--- begin ---

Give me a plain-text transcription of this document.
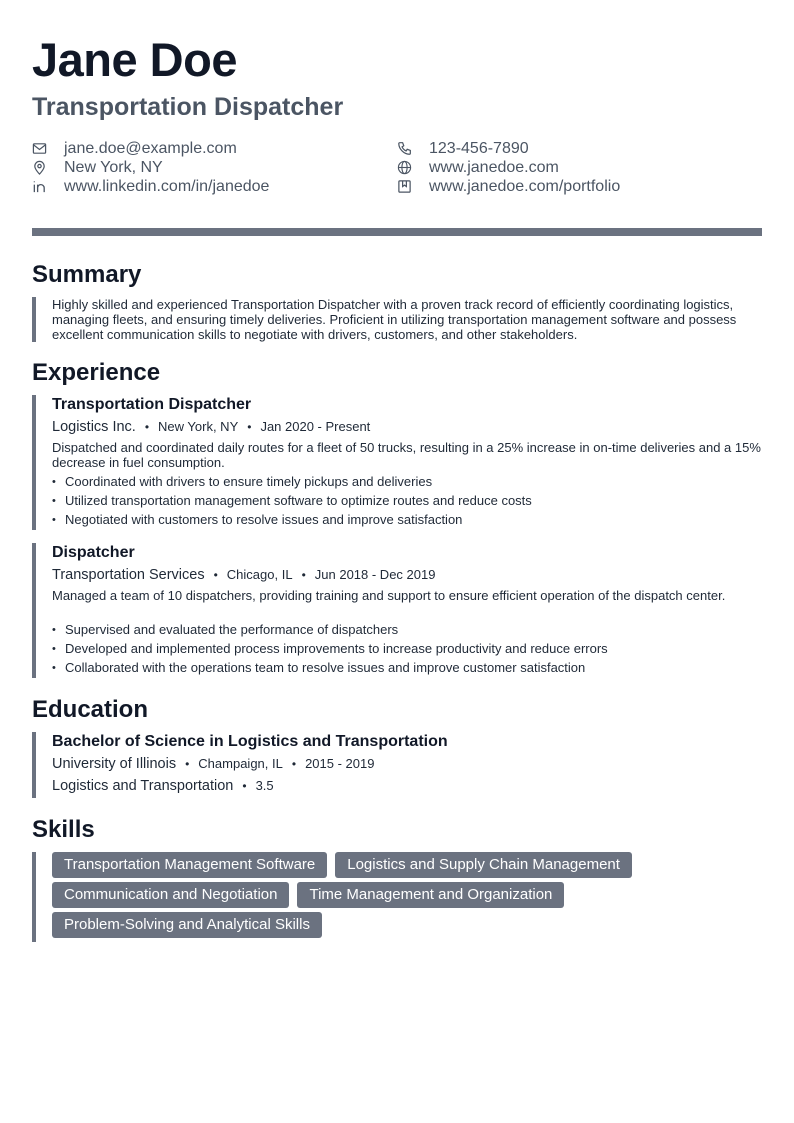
Jane Doe
Transportation Dispatcher
jane.doe@example.com	123-456-7890
New York, NY	www.janedoe.com
www.linkedin.com/in/janedoe	www.janedoe.com/portfolio
Summary
Highly skilled and experienced Transportation Dispatcher with a proven track record of efficiently coordinating logistics, managing fleets, and ensuring timely deliveries. Proficient in utilizing transportation management software and possess excellent communication skills to negotiate with drivers, customers, and other stakeholders.
Experience
Transportation Dispatcher
Logistics Inc. • New York, NY • Jan 2020 - Present
Dispatched and coordinated daily routes for a fleet of 50 trucks, resulting in a 25% increase in on-time deliveries and a 15% decrease in fuel consumption.
• Coordinated with drivers to ensure timely pickups and deliveries
• Utilized transportation management software to optimize routes and reduce costs
• Negotiated with customers to resolve issues and improve satisfaction
Dispatcher
Transportation Services • Chicago, IL • Jun 2018 - Dec 2019
Managed a team of 10 dispatchers, providing training and support to ensure efficient operation of the dispatch center.
• Supervised and evaluated the performance of dispatchers
• Developed and implemented process improvements to increase productivity and reduce errors
• Collaborated with the operations team to resolve issues and improve customer satisfaction
Education
Bachelor of Science in Logistics and Transportation
University of Illinois • Champaign, IL • 2015 - 2019
Logistics and Transportation • 3.5
Skills
Transportation Management Software	Logistics and Supply Chain Management
Communication and Negotiation	Time Management and Organization
Problem-Solving and Analytical Skills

--- end ---

Scan the material above and determine how many lines include the word "increase"; report only the number.

- [Output of the task]: 2